• THE TASK:
Return all lines that include the string "chọn".

• AVAILABLE DATA:
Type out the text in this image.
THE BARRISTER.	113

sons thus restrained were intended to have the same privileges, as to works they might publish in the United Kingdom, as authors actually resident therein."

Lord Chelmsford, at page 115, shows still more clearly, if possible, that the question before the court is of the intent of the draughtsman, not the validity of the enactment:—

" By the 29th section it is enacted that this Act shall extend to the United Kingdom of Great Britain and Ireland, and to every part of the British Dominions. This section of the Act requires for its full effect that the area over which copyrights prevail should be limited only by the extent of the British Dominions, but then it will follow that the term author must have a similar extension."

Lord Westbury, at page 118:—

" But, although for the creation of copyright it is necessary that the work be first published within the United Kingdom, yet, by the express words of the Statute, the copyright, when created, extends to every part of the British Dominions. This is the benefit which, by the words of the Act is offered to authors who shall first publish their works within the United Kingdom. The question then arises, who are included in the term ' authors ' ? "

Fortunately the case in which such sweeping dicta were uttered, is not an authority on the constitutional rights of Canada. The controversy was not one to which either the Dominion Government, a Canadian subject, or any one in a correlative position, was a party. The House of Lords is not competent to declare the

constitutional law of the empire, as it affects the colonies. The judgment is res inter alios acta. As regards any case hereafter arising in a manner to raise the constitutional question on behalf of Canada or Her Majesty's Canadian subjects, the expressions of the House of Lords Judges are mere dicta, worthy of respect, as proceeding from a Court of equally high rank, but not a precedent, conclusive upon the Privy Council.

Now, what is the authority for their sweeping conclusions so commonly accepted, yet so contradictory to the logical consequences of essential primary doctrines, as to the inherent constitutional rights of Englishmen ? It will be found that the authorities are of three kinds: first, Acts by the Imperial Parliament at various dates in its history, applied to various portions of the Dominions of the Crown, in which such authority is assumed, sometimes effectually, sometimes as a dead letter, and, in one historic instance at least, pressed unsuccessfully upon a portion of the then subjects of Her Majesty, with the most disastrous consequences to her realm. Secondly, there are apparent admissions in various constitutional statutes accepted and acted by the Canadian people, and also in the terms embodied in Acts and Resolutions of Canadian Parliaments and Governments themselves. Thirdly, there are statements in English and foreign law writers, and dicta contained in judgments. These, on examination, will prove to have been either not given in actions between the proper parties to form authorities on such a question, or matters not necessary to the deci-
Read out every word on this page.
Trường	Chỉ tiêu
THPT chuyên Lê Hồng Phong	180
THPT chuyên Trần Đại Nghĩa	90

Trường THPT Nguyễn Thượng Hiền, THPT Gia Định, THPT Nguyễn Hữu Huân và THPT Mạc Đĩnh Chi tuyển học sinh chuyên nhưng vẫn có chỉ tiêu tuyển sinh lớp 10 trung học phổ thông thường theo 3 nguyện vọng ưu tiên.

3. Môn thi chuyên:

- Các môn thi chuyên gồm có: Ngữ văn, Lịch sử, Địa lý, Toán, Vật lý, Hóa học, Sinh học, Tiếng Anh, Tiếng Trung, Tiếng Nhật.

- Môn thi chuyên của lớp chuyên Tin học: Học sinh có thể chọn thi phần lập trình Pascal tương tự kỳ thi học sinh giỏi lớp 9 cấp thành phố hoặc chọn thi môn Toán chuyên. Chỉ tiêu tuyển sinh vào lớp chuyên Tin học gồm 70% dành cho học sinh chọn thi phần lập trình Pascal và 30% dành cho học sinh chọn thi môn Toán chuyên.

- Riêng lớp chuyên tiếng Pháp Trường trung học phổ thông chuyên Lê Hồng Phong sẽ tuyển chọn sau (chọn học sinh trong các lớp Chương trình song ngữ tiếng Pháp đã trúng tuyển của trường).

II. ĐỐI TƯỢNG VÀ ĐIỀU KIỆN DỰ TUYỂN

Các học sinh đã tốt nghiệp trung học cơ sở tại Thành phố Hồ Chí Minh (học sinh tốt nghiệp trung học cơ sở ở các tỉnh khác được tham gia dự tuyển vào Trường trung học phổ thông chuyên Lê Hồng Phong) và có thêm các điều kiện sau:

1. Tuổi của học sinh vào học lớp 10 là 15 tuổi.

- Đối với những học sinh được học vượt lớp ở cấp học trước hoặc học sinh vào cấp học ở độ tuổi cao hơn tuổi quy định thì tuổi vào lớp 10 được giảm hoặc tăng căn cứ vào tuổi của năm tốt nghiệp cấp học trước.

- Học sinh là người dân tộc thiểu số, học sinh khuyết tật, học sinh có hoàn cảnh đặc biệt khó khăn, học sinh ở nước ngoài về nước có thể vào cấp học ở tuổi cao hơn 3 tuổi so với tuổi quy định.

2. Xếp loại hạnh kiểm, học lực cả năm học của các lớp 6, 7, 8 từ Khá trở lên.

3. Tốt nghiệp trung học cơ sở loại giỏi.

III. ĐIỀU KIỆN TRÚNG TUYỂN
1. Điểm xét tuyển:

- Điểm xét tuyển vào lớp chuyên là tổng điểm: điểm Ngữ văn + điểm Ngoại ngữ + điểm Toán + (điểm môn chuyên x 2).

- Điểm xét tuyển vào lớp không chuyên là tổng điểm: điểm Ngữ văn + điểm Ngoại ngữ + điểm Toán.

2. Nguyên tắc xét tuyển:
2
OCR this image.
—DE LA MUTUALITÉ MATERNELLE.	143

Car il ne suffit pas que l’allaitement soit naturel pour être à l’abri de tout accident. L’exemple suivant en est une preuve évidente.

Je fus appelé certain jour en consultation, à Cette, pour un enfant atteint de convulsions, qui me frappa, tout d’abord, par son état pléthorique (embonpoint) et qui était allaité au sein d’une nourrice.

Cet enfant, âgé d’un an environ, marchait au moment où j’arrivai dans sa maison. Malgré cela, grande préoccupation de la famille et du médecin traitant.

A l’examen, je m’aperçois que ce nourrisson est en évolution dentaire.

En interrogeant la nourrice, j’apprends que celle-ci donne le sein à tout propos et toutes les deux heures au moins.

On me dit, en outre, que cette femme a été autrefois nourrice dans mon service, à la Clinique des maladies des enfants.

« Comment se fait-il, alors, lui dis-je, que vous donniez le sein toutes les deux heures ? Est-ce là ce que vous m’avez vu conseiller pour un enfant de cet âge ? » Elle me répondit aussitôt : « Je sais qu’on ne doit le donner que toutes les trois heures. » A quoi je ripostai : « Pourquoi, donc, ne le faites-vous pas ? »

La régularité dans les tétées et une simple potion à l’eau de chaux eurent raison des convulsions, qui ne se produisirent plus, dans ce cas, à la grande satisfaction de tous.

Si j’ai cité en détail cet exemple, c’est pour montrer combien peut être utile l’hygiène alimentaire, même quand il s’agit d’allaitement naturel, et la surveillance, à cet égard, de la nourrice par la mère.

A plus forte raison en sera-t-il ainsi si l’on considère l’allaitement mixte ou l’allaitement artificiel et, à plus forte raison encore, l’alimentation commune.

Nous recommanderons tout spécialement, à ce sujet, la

• PROBLEM SOLUTION:
- Môn thi chuyên của lớp chuyên Tin học: Học sinh có thể chọn thi phần lập trình Pascal tương tự kỳ thi học sinh giỏi lớp 9 cấp thành phố hoặc chọn thi môn Toán chuyên. Chỉ tiêu tuyển sinh vào lớp chuyên Tin học gồm 70% dành cho học sinh chọn thi phần lập trình Pascal và 30% dành cho học sinh chọn thi môn Toán chuyên.
- Riêng lớp chuyên tiếng Pháp Trường trung học phổ thông chuyên Lê Hồng Phong sẽ tuyển chọn sau (chọn học sinh trong các lớp Chương trình song ngữ tiếng Pháp đã trúng tuyển của trường).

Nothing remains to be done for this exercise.